Data items:

########################################

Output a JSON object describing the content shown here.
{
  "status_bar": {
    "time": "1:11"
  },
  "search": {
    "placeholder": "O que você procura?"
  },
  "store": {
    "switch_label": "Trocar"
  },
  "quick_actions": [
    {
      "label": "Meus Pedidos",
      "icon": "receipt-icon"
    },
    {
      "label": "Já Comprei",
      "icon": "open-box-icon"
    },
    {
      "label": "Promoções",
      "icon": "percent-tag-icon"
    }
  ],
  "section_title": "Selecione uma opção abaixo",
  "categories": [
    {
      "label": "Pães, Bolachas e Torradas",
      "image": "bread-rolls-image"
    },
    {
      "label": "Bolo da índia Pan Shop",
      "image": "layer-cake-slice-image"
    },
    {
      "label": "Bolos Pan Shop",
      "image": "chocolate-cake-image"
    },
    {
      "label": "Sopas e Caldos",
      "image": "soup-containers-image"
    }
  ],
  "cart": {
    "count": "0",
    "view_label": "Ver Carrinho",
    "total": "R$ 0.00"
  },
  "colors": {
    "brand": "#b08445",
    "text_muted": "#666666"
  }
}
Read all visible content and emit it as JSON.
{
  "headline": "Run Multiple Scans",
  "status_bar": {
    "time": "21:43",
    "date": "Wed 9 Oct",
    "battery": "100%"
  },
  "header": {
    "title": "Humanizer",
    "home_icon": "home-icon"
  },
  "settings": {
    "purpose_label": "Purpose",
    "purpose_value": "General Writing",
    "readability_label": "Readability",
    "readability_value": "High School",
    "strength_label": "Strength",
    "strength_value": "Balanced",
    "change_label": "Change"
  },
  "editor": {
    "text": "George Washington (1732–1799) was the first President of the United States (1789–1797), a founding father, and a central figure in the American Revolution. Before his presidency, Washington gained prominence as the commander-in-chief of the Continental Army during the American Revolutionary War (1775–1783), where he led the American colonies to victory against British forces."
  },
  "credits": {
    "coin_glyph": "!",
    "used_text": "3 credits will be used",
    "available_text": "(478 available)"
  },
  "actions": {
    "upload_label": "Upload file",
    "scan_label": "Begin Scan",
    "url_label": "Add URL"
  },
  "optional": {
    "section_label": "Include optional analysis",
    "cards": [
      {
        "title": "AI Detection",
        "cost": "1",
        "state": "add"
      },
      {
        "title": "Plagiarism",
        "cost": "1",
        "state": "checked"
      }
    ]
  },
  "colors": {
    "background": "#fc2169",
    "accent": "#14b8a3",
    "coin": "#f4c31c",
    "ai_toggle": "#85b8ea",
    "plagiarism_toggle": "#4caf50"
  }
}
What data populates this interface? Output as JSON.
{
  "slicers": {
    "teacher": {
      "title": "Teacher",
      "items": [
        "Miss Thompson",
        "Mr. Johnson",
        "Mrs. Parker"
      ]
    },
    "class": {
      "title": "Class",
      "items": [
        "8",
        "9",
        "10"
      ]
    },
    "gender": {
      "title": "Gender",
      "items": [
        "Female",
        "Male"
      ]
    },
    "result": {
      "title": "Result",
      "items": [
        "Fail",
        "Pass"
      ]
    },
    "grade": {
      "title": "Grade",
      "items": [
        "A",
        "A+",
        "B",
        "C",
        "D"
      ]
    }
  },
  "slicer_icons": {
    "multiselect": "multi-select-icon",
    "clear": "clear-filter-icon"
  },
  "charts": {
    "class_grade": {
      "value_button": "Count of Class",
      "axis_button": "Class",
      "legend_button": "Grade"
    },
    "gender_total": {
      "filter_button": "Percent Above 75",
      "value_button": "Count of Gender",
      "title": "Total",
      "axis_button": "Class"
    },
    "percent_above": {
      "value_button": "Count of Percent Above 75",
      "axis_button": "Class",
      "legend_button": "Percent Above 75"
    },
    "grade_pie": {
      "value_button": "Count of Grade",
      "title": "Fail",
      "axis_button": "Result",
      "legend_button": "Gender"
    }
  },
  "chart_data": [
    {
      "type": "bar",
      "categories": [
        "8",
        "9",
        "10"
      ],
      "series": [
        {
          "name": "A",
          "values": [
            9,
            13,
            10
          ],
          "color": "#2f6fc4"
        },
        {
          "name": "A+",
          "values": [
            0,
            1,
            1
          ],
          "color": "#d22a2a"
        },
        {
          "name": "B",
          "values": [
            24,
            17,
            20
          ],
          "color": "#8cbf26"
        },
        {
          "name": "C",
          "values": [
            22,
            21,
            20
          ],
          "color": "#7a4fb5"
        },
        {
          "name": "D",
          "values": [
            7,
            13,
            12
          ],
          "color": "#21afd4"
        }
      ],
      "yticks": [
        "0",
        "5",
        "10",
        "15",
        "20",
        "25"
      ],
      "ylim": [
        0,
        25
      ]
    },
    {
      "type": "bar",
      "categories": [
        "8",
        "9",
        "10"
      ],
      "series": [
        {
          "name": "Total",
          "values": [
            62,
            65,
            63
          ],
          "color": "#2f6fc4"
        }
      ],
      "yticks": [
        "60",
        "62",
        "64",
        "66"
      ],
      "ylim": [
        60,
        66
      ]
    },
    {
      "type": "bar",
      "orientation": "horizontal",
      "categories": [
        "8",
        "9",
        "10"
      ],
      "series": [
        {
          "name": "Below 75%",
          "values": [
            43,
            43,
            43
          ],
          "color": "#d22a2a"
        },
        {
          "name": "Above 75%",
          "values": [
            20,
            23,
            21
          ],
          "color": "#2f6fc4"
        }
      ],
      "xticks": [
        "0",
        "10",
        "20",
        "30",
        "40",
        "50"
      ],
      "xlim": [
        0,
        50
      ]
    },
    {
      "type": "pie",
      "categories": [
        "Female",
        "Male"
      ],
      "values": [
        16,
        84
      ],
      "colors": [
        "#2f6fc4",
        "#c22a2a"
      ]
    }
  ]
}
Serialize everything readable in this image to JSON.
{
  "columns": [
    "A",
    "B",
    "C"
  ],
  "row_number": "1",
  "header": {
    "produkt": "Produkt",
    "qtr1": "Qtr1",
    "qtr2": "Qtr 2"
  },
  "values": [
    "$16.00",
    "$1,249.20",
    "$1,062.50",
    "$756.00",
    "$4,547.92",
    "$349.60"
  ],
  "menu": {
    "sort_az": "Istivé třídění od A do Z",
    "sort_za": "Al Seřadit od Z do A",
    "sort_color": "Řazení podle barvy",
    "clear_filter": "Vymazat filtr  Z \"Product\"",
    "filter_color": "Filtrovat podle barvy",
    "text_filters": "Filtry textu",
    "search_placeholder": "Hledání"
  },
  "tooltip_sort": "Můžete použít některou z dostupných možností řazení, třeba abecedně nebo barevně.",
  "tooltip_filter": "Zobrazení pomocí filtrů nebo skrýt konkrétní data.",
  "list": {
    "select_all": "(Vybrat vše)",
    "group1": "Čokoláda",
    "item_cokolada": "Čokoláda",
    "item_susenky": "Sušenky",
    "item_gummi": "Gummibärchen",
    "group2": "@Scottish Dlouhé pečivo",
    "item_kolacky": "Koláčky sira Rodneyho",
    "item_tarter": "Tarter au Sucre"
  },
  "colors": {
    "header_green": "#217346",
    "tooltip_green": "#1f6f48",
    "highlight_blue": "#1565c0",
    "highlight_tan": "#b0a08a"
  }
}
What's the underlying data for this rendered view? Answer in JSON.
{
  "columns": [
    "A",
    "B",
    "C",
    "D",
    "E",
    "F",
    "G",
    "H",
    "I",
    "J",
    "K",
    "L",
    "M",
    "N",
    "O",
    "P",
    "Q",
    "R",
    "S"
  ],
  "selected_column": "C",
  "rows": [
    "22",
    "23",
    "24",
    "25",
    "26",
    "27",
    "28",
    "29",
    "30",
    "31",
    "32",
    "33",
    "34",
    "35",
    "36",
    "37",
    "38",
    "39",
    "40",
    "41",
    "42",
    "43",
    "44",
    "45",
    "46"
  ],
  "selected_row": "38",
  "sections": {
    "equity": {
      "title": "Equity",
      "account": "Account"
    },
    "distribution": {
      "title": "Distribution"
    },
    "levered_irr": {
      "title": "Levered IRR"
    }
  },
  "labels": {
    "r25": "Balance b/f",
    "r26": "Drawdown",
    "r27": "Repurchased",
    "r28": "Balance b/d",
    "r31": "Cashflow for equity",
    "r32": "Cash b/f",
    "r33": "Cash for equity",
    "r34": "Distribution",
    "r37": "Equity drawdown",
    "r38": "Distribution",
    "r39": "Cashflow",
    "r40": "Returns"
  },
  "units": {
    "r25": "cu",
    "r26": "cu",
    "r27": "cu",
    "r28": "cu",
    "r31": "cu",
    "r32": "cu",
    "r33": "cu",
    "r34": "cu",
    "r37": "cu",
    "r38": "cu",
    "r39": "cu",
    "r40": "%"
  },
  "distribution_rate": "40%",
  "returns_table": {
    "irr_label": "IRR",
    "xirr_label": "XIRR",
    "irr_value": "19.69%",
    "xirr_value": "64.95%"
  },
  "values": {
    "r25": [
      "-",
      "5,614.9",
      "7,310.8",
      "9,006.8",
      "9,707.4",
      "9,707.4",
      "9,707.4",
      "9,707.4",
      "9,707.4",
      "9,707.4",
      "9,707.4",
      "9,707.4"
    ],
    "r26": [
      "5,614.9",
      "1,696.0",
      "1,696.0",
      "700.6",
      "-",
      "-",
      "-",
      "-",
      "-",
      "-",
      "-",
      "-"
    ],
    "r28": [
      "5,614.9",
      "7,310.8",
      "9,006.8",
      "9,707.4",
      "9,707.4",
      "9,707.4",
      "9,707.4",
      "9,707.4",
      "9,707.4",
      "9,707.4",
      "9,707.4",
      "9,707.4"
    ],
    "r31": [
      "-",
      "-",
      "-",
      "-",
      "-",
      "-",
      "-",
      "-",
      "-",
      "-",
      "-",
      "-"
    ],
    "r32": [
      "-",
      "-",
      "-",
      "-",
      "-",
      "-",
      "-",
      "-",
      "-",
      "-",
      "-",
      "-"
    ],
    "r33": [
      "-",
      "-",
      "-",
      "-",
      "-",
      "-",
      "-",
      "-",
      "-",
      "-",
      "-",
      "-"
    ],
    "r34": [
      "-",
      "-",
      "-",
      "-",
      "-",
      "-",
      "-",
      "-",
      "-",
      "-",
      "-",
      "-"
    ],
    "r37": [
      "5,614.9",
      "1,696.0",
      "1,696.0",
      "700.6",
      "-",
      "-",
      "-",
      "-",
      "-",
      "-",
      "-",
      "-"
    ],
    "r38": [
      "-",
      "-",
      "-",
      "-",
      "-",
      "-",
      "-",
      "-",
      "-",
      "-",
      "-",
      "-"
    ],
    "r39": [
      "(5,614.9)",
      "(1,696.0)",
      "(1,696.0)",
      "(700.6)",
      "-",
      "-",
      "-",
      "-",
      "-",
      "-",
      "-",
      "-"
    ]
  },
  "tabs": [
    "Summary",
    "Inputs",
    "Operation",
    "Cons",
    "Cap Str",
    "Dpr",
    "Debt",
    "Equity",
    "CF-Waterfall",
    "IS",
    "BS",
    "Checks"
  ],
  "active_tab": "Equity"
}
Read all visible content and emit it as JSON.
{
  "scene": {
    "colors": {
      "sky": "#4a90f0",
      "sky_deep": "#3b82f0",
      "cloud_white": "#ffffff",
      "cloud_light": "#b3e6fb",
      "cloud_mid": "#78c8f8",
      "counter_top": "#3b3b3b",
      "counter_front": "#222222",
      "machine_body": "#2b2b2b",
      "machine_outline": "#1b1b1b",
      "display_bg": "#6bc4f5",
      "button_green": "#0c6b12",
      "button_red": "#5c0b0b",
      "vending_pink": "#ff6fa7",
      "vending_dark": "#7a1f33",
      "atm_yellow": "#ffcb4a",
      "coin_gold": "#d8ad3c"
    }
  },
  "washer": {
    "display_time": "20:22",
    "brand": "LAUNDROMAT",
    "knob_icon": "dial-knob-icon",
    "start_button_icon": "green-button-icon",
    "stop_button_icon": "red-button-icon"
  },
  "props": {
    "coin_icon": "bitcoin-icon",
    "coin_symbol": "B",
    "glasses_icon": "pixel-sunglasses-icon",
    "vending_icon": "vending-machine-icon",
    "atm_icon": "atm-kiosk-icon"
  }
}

########################################

OBJECTIVE:
Pick each line holding the word "podle" out of the data and copy it.

THE RESULT:
    "sort_color": "Řazení podle barvy",
    "filter_color": "Filtrovat podle barvy",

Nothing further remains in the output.